## Task requirements
Find every line below that contains the word "又闻菜花香" and copy it out.

## Material for this task

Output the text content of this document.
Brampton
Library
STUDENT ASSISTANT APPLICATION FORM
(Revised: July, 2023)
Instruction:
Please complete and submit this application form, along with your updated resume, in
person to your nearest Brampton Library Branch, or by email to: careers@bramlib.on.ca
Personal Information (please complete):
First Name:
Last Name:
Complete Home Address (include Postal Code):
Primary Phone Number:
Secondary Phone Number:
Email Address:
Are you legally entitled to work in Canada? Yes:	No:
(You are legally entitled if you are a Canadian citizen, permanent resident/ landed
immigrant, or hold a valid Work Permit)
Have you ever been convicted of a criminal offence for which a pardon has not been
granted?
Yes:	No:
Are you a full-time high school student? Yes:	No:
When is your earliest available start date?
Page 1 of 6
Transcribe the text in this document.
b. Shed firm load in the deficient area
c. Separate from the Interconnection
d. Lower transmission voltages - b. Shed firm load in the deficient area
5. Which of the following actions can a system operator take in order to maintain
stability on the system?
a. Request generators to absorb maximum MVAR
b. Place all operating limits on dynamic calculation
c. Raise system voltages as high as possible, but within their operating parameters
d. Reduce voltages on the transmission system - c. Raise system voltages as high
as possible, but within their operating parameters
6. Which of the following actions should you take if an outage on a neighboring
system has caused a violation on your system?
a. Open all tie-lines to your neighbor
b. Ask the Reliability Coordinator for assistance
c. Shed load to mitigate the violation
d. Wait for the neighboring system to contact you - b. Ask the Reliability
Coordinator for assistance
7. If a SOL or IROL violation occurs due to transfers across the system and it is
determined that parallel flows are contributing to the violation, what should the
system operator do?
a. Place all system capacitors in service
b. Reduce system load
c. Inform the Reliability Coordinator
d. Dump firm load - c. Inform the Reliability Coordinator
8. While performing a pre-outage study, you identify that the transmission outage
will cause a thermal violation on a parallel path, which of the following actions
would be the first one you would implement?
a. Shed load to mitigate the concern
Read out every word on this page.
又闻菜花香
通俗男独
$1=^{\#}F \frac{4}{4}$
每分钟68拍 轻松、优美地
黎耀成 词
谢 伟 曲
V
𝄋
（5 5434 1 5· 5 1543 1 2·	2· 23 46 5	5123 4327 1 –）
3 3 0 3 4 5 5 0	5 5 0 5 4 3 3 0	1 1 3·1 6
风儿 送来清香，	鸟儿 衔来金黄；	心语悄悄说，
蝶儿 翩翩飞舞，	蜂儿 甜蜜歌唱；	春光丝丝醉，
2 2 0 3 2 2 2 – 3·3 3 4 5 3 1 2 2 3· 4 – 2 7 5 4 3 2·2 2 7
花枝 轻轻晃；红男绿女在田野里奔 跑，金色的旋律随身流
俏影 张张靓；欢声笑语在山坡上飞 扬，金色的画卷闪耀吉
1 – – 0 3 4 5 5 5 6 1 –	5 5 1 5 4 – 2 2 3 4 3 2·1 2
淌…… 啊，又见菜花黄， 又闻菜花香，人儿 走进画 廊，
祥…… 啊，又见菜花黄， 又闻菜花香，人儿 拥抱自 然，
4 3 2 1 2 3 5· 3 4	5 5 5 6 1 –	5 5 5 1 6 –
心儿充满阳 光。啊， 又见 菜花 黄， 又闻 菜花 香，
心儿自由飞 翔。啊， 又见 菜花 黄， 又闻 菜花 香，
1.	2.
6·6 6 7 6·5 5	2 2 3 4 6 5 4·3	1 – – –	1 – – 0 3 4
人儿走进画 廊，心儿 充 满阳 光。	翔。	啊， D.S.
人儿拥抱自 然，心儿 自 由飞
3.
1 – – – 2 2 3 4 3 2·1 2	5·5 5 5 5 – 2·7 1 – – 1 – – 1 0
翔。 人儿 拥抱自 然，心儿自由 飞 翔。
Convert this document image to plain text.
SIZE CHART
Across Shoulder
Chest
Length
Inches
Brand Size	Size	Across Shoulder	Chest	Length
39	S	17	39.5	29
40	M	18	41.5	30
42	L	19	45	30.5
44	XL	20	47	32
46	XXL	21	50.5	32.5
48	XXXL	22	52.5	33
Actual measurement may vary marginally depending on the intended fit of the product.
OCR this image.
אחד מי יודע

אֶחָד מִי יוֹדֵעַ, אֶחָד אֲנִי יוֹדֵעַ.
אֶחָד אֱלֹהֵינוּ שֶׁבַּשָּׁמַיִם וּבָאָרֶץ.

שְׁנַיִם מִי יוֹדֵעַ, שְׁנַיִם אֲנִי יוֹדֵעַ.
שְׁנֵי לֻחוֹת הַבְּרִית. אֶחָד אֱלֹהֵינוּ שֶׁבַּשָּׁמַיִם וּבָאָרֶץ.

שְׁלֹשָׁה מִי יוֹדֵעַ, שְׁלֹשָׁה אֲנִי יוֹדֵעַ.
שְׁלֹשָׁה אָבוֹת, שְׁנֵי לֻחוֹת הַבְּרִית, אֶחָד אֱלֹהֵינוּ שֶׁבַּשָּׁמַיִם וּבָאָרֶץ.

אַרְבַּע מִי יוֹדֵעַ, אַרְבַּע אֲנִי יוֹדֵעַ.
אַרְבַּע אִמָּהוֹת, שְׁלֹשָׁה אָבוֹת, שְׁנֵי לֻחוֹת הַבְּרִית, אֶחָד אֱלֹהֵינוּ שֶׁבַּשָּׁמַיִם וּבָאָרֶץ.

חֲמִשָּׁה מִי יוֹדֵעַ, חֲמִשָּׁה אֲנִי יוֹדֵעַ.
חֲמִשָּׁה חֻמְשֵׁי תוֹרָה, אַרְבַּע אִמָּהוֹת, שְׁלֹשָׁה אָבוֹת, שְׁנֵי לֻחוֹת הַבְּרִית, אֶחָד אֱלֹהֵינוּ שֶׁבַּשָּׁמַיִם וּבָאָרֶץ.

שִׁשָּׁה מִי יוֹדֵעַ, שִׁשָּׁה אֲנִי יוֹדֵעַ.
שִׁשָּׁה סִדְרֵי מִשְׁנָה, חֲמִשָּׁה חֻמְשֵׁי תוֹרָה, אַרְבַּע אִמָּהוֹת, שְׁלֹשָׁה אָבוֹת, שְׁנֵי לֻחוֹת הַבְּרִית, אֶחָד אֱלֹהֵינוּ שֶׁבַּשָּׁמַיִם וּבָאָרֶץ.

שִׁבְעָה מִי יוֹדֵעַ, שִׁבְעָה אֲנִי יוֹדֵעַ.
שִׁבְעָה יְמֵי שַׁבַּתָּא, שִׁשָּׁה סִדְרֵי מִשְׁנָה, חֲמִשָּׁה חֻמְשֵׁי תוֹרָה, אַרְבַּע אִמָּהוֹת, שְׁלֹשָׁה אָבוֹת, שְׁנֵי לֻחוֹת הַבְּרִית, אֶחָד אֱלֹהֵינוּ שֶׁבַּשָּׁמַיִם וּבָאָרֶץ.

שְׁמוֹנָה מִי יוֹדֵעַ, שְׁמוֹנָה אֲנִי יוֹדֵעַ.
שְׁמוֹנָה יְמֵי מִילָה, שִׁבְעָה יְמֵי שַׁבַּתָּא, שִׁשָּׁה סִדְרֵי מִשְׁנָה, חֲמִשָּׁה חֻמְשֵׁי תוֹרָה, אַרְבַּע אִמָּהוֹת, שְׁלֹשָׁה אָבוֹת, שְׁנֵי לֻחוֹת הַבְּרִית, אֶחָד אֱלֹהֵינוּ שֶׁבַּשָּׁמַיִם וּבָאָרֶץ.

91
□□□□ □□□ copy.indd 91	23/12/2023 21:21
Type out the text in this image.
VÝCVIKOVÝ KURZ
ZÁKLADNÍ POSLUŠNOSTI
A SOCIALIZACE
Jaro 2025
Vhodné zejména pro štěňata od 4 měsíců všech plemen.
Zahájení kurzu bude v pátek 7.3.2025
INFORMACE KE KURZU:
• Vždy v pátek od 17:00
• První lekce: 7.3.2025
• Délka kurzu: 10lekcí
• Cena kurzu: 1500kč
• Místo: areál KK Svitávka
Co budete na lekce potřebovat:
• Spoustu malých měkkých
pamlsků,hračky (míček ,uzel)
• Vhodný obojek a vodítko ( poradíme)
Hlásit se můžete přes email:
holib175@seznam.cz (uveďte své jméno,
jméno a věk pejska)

## Complete output
又闻菜花香
淌…… 啊，又见菜花黄， 又闻菜花香，人儿 走进画 廊，
祥…… 啊，又见菜花黄， 又闻菜花香，人儿 拥抱自 然，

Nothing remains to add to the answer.